#### [Passage]
[START]

Onward I traveled to “Noia,” with its protagonist Graham Spoke (Nathan Robert Pecchia), a desperate man beset by the notion that the world—wherever he goes—stops and stares at him, as if, he says at one point, “everyone’s on pause.” It is an unnerving situation, an existential concern, but a fear that serves as a unique counterpoint to Ralph Ellison’s unnamed narrative from “Invisible Man.” Writer-director Kel Lind doesn’t directly address larger racial and/or societal arguments, preferring instead to show indirectly that the dilemmas, in practical terms, are two sides of the same coin. Graham finds a way to suss out a solution to his problem thanks to an encounter with a blind woman (Kate Mueller) working in a rundown motel on the edge of town.

Another pair of outsiders, this time in writer-director Aubrey Keith’s “Oak,” seek to navigate dangerous social terrain. Joel and Sarah are teenagers in the suburbs with a deep love of music that they share, in secret, with little fanfare. Joel dreams of being Johnny Cash, a black-suited outlaw with a guitar strapped to his back, while Sarah pens heartfelt lyrics and sings with all of the quiet conviction of a coffeehouse siren, but together what they create feels real and true.

[END]

#### [Data lines]
[START]

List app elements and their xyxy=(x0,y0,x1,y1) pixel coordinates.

[END]

#### [Given exercise]
Continue the short-film review above, starting right after its last sentence.

#### [Answer to this exercise]
It is in Keith’s film that the Wright State network of connections became visible to me. After watching “Oak” I checked out the production notes for the fest, like a music hound devouring liner notes, and discovered that Keith served as a producer on “Noia,” while Liz Yong Lowe, the filmmaker behind “Anesthesiaphobia,” handled production chores on “Oak.” The full schedule offers the opportunity to play this engaging game.

Of course, none of this is surprising, but what it should do, for the lucky audiences who attend the one-night Big Lens Film Festival event, is trigger a desire to investigate beyond the flickering frames, to get to know this collection of talent now, because it won’t be long before they head off with these projects to noted festivals around the country (and the globe), where they will earn the right to tell bigger stories on even larger canvasses. I hope, though, that they never forget what they’ve learned here, because we need these intimate stories, now more than ever before.

The Big Lens Film Festival premieres Friday, Oct. 16 at 7 p.m. at the Dayton Art Institute.